## Written exercise
Would you repeat the listing exactly but omit every picture?

## Stored data
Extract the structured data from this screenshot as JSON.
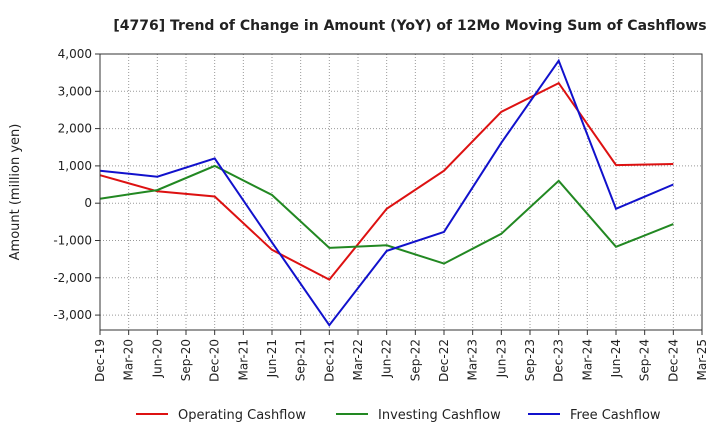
{
  "chart_data": {
    "type": "line",
    "title": "[4776]  Trend of Change in Amount (YoY) of 12Mo Moving Sum of Cashflows",
    "xlabel": "",
    "ylabel": "Amount (million yen)",
    "ylim": [
      -3400,
      4000
    ],
    "yticks": [
      4000,
      3000,
      2000,
      1000,
      0,
      -1000,
      -2000,
      -3000
    ],
    "ytick_labels": [
      "4,000",
      "3,000",
      "2,000",
      "1,000",
      "0",
      "-1,000",
      "-2,000",
      "-3,000"
    ],
    "categories": [
      "Dec-19",
      "Mar-20",
      "Jun-20",
      "Sep-20",
      "Dec-20",
      "Mar-21",
      "Jun-21",
      "Sep-21",
      "Dec-21",
      "Mar-22",
      "Jun-22",
      "Sep-22",
      "Dec-22",
      "Mar-23",
      "Jun-23",
      "Sep-23",
      "Dec-23",
      "Mar-24",
      "Jun-24",
      "Sep-24",
      "Dec-24",
      "Mar-25"
    ],
    "grid": true,
    "legend_position": "bottom",
    "series": [
      {
        "name": "Operating Cashflow",
        "color": "#dd1111",
        "points": [
          [
            0,
            750
          ],
          [
            2,
            320
          ],
          [
            4,
            180
          ],
          [
            6,
            -1250
          ],
          [
            8,
            -2050
          ],
          [
            10,
            -150
          ],
          [
            12,
            870
          ],
          [
            14,
            2450
          ],
          [
            16,
            3220
          ],
          [
            18,
            1020
          ],
          [
            20,
            1050
          ]
        ]
      },
      {
        "name": "Investing Cashflow",
        "color": "#228822",
        "points": [
          [
            0,
            120
          ],
          [
            2,
            350
          ],
          [
            4,
            1000
          ],
          [
            6,
            220
          ],
          [
            8,
            -1200
          ],
          [
            10,
            -1130
          ],
          [
            12,
            -1620
          ],
          [
            14,
            -820
          ],
          [
            16,
            600
          ],
          [
            18,
            -1170
          ],
          [
            20,
            -560
          ]
        ]
      },
      {
        "name": "Free Cashflow",
        "color": "#1111cc",
        "points": [
          [
            0,
            870
          ],
          [
            2,
            710
          ],
          [
            4,
            1200
          ],
          [
            6,
            -1050
          ],
          [
            8,
            -3270
          ],
          [
            10,
            -1280
          ],
          [
            12,
            -770
          ],
          [
            14,
            1620
          ],
          [
            16,
            3820
          ],
          [
            18,
            -150
          ],
          [
            20,
            500
          ]
        ]
      }
    ]
  }
}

## Result for this exercise
Extract the structured data from this screenshot as JSON.
{
  "chart_data": {
    "type": "line",
    "title": "[4776]  Trend of Change in Amount (YoY) of 12Mo Moving Sum of Cashflows",
    "xlabel": "",
    "ylabel": "Amount (million yen)",
    "ylim": [
      -3400,
      4000
    ],
    "yticks": [
      4000,
      3000,
      2000,
      1000,
      0,
      -1000,
      -2000,
      -3000
    ],
    "ytick_labels": [
      "4,000",
      "3,000",
      "2,000",
      "1,000",
      "0",
      "-1,000",
      "-2,000",
      "-3,000"
    ],
    "categories": [
      "Dec-19",
      "Mar-20",
      "Jun-20",
      "Sep-20",
      "Dec-20",
      "Mar-21",
      "Jun-21",
      "Sep-21",
      "Dec-21",
      "Mar-22",
      "Jun-22",
      "Sep-22",
      "Dec-22",
      "Mar-23",
      "Jun-23",
      "Sep-23",
      "Dec-23",
      "Mar-24",
      "Jun-24",
      "Sep-24",
      "Dec-24",
      "Mar-25"
    ],
    "grid": true,
    "legend_position": "bottom",
    "series": [
      {
        "name": "Operating Cashflow",
        "color": "#dd1111",
        "points": [
          [
            0,
            750
          ],
          [
            2,
            320
          ],
          [
            4,
            180
          ],
          [
            6,
            -1250
          ],
          [
            8,
            -2050
          ],
          [
            10,
            -150
          ],
          [
            12,
            870
          ],
          [
            14,
            2450
          ],
          [
            16,
            3220
          ],
          [
            18,
            1020
          ],
          [
            20,
            1050
          ]
        ]
      },
      {
        "name": "Investing Cashflow",
        "color": "#228822",
        "points": [
          [
            0,
            120
          ],
          [
            2,
            350
          ],
          [
            4,
            1000
          ],
          [
            6,
            220
          ],
          [
            8,
            -1200
          ],
          [
            10,
            -1130
          ],
          [
            12,
            -1620
          ],
          [
            14,
            -820
          ],
          [
            16,
            600
          ],
          [
            18,
            -1170
          ],
          [
            20,
            -560
          ]
        ]
      },
      {
        "name": "Free Cashflow",
        "color": "#1111cc",
        "points": [
          [
            0,
            870
          ],
          [
            2,
            710
          ],
          [
            4,
            1200
          ],
          [
            6,
            -1050
          ],
          [
            8,
            -3270
          ],
          [
            10,
            -1280
          ],
          [
            12,
            -770
          ],
          [
            14,
            1620
          ],
          [
            16,
            3820
          ],
          [
            18,
            -150
          ],
          [
            20,
            500
          ]
        ]
      }
    ]
  }
}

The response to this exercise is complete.